Provided records ::
--- START ---

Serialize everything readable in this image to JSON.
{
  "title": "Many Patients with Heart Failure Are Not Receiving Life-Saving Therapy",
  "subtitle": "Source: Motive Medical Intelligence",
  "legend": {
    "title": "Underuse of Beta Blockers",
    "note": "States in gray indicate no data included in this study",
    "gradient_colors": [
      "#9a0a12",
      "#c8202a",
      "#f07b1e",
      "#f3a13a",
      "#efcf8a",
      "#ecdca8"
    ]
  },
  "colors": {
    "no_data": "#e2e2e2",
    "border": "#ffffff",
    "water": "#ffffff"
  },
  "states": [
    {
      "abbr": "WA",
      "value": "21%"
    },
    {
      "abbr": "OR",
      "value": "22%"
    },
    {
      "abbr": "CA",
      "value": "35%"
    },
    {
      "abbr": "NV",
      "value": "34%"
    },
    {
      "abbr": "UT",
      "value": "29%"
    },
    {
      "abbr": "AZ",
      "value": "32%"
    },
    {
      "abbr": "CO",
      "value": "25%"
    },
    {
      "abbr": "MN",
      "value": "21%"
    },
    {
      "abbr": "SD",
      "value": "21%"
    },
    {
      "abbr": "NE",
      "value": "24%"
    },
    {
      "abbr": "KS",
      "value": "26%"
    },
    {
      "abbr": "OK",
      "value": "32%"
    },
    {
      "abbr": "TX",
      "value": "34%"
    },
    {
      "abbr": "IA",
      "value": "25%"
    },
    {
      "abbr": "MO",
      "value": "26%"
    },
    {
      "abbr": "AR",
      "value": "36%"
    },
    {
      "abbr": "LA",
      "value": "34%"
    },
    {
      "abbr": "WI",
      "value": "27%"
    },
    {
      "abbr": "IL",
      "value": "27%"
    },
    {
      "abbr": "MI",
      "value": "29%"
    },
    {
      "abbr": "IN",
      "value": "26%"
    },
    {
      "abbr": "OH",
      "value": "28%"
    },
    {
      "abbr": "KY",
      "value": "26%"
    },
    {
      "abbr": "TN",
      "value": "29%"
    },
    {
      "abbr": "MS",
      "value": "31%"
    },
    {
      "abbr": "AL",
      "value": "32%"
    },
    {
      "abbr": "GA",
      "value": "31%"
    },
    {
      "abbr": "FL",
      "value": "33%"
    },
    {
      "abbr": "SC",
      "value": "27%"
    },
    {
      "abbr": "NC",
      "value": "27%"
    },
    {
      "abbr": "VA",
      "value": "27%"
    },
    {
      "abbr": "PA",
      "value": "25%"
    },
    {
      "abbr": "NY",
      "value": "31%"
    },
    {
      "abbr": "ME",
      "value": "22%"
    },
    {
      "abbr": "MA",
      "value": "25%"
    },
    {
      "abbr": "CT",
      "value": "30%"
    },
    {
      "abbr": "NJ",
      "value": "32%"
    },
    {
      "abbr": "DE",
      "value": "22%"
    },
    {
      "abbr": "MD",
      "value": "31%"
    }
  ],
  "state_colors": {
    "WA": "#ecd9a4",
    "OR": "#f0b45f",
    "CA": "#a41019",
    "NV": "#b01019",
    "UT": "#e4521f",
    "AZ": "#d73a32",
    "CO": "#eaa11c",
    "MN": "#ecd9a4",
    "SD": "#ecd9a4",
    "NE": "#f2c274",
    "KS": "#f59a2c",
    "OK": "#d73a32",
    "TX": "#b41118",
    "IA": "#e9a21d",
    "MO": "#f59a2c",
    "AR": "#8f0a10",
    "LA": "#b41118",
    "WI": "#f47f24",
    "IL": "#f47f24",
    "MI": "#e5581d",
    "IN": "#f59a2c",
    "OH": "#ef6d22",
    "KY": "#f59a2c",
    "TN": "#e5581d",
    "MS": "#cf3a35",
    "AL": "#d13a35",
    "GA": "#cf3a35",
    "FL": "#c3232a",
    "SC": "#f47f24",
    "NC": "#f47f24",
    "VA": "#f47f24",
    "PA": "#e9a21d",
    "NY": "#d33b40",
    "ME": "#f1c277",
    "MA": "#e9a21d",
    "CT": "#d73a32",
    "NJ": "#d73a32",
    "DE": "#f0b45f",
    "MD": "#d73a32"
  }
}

--- END ---

Try it :: Only an exact transcription of all the entries will do.

Answer to the exercise ::
Serialize everything readable in this image to JSON.
{
  "title": "Many Patients with Heart Failure Are Not Receiving Life-Saving Therapy",
  "subtitle": "Source: Motive Medical Intelligence",
  "legend": {
    "title": "Underuse of Beta Blockers",
    "note": "States in gray indicate no data included in this study",
    "gradient_colors": [
      "#9a0a12",
      "#c8202a",
      "#f07b1e",
      "#f3a13a",
      "#efcf8a",
      "#ecdca8"
    ]
  },
  "colors": {
    "no_data": "#e2e2e2",
    "border": "#ffffff",
    "water": "#ffffff"
  },
  "states": [
    {
      "abbr": "WA",
      "value": "21%"
    },
    {
      "abbr": "OR",
      "value": "22%"
    },
    {
      "abbr": "CA",
      "value": "35%"
    },
    {
      "abbr": "NV",
      "value": "34%"
    },
    {
      "abbr": "UT",
      "value": "29%"
    },
    {
      "abbr": "AZ",
      "value": "32%"
    },
    {
      "abbr": "CO",
      "value": "25%"
    },
    {
      "abbr": "MN",
      "value": "21%"
    },
    {
      "abbr": "SD",
      "value": "21%"
    },
    {
      "abbr": "NE",
      "value": "24%"
    },
    {
      "abbr": "KS",
      "value": "26%"
    },
    {
      "abbr": "OK",
      "value": "32%"
    },
    {
      "abbr": "TX",
      "value": "34%"
    },
    {
      "abbr": "IA",
      "value": "25%"
    },
    {
      "abbr": "MO",
      "value": "26%"
    },
    {
      "abbr": "AR",
      "value": "36%"
    },
    {
      "abbr": "LA",
      "value": "34%"
    },
    {
      "abbr": "WI",
      "value": "27%"
    },
    {
      "abbr": "IL",
      "value": "27%"
    },
    {
      "abbr": "MI",
      "value": "29%"
    },
    {
      "abbr": "IN",
      "value": "26%"
    },
    {
      "abbr": "OH",
      "value": "28%"
    },
    {
      "abbr": "KY",
      "value": "26%"
    },
    {
      "abbr": "TN",
      "value": "29%"
    },
    {
      "abbr": "MS",
      "value": "31%"
    },
    {
      "abbr": "AL",
      "value": "32%"
    },
    {
      "abbr": "GA",
      "value": "31%"
    },
    {
      "abbr": "FL",
      "value": "33%"
    },
    {
      "abbr": "SC",
      "value": "27%"
    },
    {
      "abbr": "NC",
      "value": "27%"
    },
    {
      "abbr": "VA",
      "value": "27%"
    },
    {
      "abbr": "PA",
      "value": "25%"
    },
    {
      "abbr": "NY",
      "value": "31%"
    },
    {
      "abbr": "ME",
      "value": "22%"
    },
    {
      "abbr": "MA",
      "value": "25%"
    },
    {
      "abbr": "CT",
      "value": "30%"
    },
    {
      "abbr": "NJ",
      "value": "32%"
    },
    {
      "abbr": "DE",
      "value": "22%"
    },
    {
      "abbr": "MD",
      "value": "31%"
    }
  ],
  "state_colors": {
    "WA": "#ecd9a4",
    "OR": "#f0b45f",
    "CA": "#a41019",
    "NV": "#b01019",
    "UT": "#e4521f",
    "AZ": "#d73a32",
    "CO": "#eaa11c",
    "MN": "#ecd9a4",
    "SD": "#ecd9a4",
    "NE": "#f2c274",
    "KS": "#f59a2c",
    "OK": "#d73a32",
    "TX": "#b41118",
    "IA": "#e9a21d",
    "MO": "#f59a2c",
    "AR": "#8f0a10",
    "LA": "#b41118",
    "WI": "#f47f24",
    "IL": "#f47f24",
    "MI": "#e5581d",
    "IN": "#f59a2c",
    "OH": "#ef6d22",
    "KY": "#f59a2c",
    "TN": "#e5581d",
    "MS": "#cf3a35",
    "AL": "#d13a35",
    "GA": "#cf3a35",
    "FL": "#c3232a",
    "SC": "#f47f24",
    "NC": "#f47f24",
    "VA": "#f47f24",
    "PA": "#e9a21d",
    "NY": "#d33b40",
    "ME": "#f1c277",
    "MA": "#e9a21d",
    "CT": "#d73a32",
    "NJ": "#d73a32",
    "DE": "#f0b45f",
    "MD": "#d73a32"
  }
}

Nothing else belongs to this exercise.